**Exercise materials:**
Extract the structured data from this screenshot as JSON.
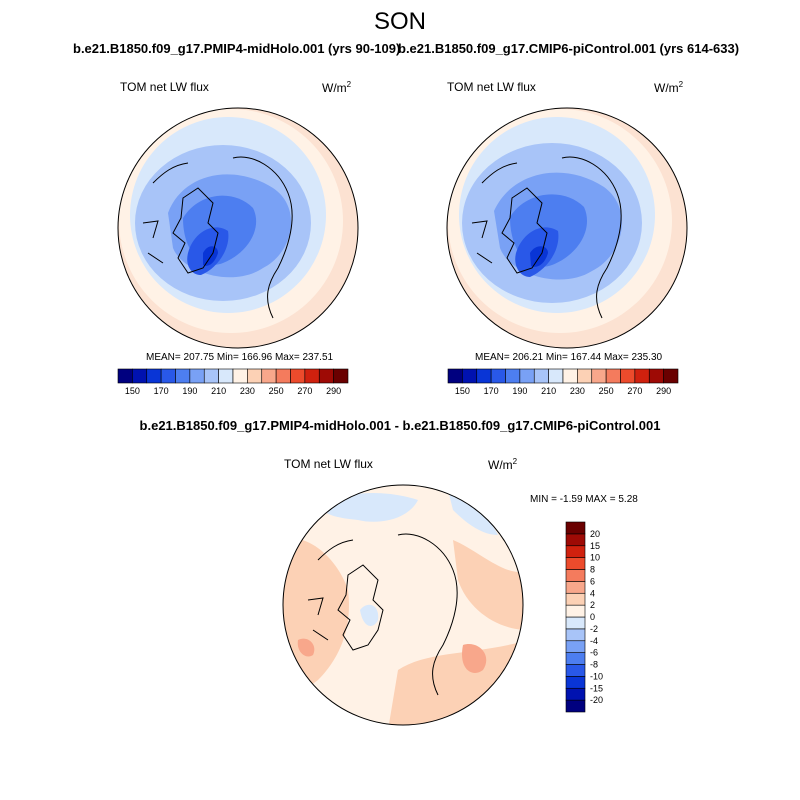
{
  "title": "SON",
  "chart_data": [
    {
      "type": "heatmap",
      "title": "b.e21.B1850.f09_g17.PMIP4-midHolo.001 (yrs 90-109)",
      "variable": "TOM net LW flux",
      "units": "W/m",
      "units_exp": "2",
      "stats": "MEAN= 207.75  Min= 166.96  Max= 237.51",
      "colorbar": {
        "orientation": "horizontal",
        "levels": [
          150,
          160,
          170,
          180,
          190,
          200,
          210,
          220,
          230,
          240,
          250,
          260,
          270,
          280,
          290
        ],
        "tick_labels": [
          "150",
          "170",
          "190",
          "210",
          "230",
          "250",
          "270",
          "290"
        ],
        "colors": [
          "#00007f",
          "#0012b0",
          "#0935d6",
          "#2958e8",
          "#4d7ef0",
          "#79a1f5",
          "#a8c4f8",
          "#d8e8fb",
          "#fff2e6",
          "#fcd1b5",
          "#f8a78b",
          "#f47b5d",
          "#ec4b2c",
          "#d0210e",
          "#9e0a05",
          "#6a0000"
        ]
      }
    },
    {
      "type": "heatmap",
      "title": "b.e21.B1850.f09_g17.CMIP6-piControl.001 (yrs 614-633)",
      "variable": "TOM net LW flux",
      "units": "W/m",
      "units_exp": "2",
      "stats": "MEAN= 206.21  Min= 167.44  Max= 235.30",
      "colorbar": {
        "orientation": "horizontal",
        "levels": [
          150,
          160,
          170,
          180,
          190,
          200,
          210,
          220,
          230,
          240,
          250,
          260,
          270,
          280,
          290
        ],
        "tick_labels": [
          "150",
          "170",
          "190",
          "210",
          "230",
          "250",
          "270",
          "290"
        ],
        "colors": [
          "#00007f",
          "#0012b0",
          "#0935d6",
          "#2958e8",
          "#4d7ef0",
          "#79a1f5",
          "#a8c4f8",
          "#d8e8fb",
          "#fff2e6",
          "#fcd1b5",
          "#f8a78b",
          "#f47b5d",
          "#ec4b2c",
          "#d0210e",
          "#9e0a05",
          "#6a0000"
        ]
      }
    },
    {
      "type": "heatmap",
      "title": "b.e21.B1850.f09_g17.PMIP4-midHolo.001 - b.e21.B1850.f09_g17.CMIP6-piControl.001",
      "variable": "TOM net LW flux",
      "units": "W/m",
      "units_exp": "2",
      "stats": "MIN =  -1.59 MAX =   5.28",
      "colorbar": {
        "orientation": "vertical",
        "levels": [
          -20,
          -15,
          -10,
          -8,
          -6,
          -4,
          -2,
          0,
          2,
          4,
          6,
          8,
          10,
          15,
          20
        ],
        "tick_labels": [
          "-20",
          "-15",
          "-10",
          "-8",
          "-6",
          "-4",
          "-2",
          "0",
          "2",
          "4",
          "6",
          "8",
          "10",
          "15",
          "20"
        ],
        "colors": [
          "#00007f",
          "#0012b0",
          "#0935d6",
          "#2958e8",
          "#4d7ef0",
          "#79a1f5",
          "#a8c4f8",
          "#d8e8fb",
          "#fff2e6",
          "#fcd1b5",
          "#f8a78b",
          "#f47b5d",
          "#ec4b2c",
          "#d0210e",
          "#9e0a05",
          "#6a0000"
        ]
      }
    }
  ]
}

**Your objective:** Copy the material above exactly and drop the pictures.

**The response:**
Extract the structured data from this screenshot as JSON.
{
  "title": "SON",
  "chart_data": [
    {
      "type": "heatmap",
      "title": "b.e21.B1850.f09_g17.PMIP4-midHolo.001 (yrs 90-109)",
      "variable": "TOM net LW flux",
      "units": "W/m",
      "units_exp": "2",
      "stats": "MEAN= 207.75  Min= 166.96  Max= 237.51",
      "colorbar": {
        "orientation": "horizontal",
        "levels": [
          150,
          160,
          170,
          180,
          190,
          200,
          210,
          220,
          230,
          240,
          250,
          260,
          270,
          280,
          290
        ],
        "tick_labels": [
          "150",
          "170",
          "190",
          "210",
          "230",
          "250",
          "270",
          "290"
        ],
        "colors": [
          "#00007f",
          "#0012b0",
          "#0935d6",
          "#2958e8",
          "#4d7ef0",
          "#79a1f5",
          "#a8c4f8",
          "#d8e8fb",
          "#fff2e6",
          "#fcd1b5",
          "#f8a78b",
          "#f47b5d",
          "#ec4b2c",
          "#d0210e",
          "#9e0a05",
          "#6a0000"
        ]
      }
    },
    {
      "type": "heatmap",
      "title": "b.e21.B1850.f09_g17.CMIP6-piControl.001 (yrs 614-633)",
      "variable": "TOM net LW flux",
      "units": "W/m",
      "units_exp": "2",
      "stats": "MEAN= 206.21  Min= 167.44  Max= 235.30",
      "colorbar": {
        "orientation": "horizontal",
        "levels": [
          150,
          160,
          170,
          180,
          190,
          200,
          210,
          220,
          230,
          240,
          250,
          260,
          270,
          280,
          290
        ],
        "tick_labels": [
          "150",
          "170",
          "190",
          "210",
          "230",
          "250",
          "270",
          "290"
        ],
        "colors": [
          "#00007f",
          "#0012b0",
          "#0935d6",
          "#2958e8",
          "#4d7ef0",
          "#79a1f5",
          "#a8c4f8",
          "#d8e8fb",
          "#fff2e6",
          "#fcd1b5",
          "#f8a78b",
          "#f47b5d",
          "#ec4b2c",
          "#d0210e",
          "#9e0a05",
          "#6a0000"
        ]
      }
    },
    {
      "type": "heatmap",
      "title": "b.e21.B1850.f09_g17.PMIP4-midHolo.001 - b.e21.B1850.f09_g17.CMIP6-piControl.001",
      "variable": "TOM net LW flux",
      "units": "W/m",
      "units_exp": "2",
      "stats": "MIN =  -1.59 MAX =   5.28",
      "colorbar": {
        "orientation": "vertical",
        "levels": [
          -20,
          -15,
          -10,
          -8,
          -6,
          -4,
          -2,
          0,
          2,
          4,
          6,
          8,
          10,
          15,
          20
        ],
        "tick_labels": [
          "-20",
          "-15",
          "-10",
          "-8",
          "-6",
          "-4",
          "-2",
          "0",
          "2",
          "4",
          "6",
          "8",
          "10",
          "15",
          "20"
        ],
        "colors": [
          "#00007f",
          "#0012b0",
          "#0935d6",
          "#2958e8",
          "#4d7ef0",
          "#79a1f5",
          "#a8c4f8",
          "#d8e8fb",
          "#fff2e6",
          "#fcd1b5",
          "#f8a78b",
          "#f47b5d",
          "#ec4b2c",
          "#d0210e",
          "#9e0a05",
          "#6a0000"
        ]
      }
    }
  ]
}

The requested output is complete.